_Task statement_
From the listing below, pull out the lines that hold "http".

_Records to process_
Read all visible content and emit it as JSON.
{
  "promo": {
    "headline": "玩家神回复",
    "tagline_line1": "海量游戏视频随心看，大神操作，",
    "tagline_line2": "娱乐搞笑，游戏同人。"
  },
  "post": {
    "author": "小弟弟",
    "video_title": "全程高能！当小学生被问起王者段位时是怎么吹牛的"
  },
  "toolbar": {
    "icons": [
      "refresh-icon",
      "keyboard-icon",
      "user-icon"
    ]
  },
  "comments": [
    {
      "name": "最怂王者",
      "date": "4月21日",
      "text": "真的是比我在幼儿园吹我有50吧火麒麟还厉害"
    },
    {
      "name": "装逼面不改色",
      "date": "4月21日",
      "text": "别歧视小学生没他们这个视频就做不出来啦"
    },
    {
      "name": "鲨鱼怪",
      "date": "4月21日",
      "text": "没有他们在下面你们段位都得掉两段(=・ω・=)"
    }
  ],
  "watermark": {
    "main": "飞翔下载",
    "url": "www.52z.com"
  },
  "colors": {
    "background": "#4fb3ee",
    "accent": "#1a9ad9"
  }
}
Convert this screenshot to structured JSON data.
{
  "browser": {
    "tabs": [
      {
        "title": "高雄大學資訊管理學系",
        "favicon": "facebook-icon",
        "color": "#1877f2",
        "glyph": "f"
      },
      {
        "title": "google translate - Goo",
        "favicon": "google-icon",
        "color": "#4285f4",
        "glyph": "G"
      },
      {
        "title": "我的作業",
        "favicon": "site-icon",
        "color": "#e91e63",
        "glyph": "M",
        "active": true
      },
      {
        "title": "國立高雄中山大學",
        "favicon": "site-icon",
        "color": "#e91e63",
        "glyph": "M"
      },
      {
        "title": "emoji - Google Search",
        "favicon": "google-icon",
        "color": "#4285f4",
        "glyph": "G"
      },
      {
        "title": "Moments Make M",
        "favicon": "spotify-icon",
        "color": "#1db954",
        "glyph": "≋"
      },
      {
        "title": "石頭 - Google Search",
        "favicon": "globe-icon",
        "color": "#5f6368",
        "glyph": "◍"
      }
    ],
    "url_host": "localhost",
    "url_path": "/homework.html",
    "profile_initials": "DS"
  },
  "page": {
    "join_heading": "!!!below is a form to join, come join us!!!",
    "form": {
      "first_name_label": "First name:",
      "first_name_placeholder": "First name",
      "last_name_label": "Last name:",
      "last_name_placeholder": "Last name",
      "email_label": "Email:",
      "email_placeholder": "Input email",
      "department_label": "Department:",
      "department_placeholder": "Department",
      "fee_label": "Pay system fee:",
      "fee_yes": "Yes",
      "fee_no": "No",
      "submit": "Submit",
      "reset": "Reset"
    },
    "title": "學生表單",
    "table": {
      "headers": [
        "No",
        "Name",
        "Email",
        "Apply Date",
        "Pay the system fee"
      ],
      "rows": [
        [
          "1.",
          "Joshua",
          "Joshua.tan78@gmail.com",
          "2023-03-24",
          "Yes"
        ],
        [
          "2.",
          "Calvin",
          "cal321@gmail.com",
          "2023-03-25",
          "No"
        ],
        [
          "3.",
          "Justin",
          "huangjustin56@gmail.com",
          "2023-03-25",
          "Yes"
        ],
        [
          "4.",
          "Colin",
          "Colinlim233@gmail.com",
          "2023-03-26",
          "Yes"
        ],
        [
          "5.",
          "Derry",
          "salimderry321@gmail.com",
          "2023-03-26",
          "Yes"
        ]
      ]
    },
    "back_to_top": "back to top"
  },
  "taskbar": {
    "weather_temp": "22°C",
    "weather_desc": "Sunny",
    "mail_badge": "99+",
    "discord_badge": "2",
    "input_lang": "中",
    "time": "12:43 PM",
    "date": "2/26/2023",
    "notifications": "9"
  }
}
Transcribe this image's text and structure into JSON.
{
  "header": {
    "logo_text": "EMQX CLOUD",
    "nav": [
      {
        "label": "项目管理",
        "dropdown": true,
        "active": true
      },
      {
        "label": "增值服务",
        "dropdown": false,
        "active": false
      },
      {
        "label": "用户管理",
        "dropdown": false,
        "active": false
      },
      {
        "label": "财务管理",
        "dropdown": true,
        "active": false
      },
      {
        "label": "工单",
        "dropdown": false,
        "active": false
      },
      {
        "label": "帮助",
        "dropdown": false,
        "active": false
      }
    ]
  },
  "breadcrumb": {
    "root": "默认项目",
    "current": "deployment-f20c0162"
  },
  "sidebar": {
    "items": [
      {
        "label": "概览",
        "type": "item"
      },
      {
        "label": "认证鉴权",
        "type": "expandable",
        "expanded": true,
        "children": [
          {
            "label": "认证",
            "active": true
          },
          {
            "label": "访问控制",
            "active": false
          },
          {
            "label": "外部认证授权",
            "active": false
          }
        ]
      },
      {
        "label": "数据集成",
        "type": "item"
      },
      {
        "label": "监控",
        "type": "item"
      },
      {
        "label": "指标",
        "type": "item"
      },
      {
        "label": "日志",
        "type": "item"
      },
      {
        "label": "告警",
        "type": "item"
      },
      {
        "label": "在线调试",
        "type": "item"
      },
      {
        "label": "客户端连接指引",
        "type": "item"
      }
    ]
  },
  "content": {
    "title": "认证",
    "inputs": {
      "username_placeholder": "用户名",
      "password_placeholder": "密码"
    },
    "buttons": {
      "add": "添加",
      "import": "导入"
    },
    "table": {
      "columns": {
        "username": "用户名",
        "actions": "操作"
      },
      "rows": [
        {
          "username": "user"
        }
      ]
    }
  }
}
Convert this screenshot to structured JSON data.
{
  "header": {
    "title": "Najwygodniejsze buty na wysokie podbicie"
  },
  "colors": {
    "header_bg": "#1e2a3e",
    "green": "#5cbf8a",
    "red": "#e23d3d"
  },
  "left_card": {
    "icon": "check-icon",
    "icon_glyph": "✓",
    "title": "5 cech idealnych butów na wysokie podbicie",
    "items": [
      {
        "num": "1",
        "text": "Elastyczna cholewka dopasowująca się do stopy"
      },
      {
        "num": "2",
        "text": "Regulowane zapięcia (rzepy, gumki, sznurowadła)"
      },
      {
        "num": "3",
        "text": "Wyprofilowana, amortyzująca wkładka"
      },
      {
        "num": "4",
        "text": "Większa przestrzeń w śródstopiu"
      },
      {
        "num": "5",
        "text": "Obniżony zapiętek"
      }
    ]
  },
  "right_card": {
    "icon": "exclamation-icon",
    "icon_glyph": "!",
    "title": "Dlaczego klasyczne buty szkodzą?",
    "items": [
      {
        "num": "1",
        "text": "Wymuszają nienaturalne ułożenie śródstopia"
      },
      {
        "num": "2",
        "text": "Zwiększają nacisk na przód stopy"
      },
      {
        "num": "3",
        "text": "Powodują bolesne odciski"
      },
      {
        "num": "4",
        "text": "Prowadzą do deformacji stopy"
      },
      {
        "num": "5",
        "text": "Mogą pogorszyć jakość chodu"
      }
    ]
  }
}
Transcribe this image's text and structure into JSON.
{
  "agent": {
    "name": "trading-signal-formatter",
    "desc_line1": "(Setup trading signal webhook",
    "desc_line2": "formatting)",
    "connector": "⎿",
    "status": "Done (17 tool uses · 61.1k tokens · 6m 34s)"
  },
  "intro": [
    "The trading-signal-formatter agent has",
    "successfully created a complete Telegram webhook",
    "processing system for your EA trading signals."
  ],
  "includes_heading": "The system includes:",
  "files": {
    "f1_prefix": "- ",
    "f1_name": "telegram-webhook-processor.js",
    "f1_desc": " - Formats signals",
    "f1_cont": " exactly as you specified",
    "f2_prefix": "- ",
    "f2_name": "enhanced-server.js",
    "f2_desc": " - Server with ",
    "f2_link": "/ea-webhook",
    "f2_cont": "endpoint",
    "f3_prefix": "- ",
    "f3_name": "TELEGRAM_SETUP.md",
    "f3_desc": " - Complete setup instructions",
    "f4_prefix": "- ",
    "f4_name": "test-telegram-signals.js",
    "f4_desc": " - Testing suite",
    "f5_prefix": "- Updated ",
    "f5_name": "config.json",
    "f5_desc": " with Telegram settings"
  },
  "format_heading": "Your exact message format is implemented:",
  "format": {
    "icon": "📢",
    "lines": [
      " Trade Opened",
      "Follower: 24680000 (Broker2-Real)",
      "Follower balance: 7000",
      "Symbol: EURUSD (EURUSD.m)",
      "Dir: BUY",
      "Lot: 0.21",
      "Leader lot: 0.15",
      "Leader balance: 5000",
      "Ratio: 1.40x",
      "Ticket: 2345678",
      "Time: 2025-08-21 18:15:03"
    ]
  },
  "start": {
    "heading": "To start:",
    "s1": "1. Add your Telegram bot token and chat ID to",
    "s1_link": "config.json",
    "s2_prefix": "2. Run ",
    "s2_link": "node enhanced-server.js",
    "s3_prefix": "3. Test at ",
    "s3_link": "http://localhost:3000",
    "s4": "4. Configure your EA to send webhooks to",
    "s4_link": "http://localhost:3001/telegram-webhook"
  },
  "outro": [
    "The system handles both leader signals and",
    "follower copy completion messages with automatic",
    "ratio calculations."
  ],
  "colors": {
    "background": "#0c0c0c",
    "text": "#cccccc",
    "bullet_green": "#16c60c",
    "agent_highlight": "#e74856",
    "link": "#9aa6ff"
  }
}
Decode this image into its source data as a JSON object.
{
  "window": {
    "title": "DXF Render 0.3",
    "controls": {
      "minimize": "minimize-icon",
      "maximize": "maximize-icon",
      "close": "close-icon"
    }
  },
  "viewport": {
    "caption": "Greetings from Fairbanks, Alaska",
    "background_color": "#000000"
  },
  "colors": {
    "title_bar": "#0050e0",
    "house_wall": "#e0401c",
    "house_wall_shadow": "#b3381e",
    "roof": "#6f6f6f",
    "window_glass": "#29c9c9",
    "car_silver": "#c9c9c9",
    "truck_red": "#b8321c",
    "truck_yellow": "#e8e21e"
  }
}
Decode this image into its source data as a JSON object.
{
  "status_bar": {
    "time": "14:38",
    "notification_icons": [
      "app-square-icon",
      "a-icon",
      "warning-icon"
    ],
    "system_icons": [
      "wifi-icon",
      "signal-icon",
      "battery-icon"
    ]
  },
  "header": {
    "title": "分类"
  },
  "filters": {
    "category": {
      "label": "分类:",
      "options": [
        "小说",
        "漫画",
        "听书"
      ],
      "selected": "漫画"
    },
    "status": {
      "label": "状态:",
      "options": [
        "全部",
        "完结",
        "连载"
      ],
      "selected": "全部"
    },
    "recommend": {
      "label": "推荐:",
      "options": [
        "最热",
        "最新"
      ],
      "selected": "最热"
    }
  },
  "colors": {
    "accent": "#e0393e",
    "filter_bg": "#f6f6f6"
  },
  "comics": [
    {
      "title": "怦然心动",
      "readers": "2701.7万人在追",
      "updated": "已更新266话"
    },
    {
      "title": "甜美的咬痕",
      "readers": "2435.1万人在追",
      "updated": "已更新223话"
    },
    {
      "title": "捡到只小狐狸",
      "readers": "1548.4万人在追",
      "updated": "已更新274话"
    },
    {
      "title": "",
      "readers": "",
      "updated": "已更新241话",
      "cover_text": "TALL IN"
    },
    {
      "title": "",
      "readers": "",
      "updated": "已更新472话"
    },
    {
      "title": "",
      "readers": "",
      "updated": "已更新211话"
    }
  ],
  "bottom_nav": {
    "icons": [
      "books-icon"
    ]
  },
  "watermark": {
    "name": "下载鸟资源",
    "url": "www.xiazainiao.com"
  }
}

_Full response_
    "s3_link": "http://localhost:3000",
    "s4_link": "http://localhost:3001/telegram-webhook"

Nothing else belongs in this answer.